GIVEN REQUEST -> Extract every line of the material that holds the string "screenshot".

INPUT RECORDS ->
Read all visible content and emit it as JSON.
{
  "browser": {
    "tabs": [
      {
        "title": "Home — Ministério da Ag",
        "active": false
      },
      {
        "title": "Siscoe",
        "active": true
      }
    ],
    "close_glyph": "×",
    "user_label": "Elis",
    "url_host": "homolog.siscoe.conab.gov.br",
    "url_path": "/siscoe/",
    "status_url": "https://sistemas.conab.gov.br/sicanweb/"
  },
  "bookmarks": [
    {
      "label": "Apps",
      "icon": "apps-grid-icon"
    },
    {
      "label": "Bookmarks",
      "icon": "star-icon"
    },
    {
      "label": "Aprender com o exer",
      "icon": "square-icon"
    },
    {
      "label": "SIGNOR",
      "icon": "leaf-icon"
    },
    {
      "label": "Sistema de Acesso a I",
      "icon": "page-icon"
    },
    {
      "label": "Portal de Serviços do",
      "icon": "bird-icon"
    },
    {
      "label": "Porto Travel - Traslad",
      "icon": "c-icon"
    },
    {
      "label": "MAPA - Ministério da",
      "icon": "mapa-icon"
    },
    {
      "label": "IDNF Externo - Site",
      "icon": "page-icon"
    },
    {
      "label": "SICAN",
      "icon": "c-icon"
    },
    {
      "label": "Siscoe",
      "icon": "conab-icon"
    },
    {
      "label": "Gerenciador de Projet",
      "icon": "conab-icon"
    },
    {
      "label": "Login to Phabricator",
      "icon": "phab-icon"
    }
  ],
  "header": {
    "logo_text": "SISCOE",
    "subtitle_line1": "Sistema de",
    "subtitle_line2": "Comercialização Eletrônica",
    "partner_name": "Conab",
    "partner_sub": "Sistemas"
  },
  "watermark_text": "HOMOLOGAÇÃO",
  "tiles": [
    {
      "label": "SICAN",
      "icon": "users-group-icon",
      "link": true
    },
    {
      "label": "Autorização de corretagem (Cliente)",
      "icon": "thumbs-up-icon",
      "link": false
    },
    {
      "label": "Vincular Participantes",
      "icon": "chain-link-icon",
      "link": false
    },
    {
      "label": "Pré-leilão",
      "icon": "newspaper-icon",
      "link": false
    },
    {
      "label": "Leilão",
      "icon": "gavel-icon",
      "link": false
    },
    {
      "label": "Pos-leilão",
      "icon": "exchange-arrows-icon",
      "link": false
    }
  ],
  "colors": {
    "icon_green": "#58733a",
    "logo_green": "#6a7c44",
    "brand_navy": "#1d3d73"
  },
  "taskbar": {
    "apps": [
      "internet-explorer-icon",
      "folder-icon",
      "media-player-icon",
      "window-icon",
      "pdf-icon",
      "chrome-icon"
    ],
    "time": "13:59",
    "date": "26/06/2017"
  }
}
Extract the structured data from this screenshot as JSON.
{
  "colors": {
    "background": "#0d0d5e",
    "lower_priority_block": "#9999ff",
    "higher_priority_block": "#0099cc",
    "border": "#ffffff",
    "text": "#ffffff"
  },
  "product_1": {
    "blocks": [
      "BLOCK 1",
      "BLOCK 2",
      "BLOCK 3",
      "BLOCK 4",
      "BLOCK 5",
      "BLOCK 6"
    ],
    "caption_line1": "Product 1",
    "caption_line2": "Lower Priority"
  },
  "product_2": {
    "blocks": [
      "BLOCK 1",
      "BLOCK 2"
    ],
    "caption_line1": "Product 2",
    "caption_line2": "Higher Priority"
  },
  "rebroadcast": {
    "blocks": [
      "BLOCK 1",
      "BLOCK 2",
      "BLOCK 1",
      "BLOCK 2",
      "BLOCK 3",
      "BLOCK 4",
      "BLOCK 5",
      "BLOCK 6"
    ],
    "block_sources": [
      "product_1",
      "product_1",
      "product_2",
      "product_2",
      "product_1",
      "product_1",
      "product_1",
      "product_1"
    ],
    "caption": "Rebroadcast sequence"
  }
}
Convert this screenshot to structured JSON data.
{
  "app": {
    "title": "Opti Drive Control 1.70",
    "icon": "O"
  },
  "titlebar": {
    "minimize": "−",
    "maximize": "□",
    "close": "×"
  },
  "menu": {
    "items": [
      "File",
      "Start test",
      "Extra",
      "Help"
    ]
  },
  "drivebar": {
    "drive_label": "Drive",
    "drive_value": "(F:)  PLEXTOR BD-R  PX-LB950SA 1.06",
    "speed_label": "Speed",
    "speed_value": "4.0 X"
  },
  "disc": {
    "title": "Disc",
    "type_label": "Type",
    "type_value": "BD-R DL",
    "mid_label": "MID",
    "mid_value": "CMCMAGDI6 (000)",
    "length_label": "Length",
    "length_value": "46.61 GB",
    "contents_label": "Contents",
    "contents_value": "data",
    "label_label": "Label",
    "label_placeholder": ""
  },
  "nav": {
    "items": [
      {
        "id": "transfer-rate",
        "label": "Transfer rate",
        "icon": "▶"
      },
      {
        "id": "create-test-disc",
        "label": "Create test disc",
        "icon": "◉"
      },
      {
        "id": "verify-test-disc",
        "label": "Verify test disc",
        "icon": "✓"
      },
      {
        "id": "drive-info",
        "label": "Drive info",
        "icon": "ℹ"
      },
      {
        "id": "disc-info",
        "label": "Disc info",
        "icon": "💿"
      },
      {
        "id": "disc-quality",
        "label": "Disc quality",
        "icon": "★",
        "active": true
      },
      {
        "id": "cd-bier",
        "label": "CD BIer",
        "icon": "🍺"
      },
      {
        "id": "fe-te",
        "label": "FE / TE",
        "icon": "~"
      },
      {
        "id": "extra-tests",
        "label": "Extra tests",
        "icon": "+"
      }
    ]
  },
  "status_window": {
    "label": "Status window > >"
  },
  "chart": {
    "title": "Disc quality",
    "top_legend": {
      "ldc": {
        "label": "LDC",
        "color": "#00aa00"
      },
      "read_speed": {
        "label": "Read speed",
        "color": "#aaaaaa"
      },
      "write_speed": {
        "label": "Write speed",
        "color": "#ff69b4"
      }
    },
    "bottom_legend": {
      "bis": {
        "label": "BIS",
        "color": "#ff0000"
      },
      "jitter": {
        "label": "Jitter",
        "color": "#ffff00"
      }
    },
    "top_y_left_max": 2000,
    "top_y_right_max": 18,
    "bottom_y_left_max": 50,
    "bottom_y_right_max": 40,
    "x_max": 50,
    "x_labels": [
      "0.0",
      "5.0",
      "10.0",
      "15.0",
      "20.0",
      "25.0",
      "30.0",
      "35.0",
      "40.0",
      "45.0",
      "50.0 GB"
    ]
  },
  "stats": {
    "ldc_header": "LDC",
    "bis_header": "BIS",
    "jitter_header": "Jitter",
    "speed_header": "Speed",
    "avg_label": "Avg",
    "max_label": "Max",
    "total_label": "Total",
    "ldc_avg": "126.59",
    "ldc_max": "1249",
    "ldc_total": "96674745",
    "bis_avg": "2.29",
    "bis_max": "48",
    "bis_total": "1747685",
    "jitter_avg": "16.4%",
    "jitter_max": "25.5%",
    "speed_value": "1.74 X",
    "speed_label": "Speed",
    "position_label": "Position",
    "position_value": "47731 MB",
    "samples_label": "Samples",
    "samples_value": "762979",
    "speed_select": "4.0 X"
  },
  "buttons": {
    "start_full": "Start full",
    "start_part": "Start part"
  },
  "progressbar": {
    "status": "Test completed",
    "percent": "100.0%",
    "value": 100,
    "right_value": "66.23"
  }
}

FINISHED ANSWER ->
Extract the structured data from this screenshot as JSON.
Convert this screenshot to structured JSON data.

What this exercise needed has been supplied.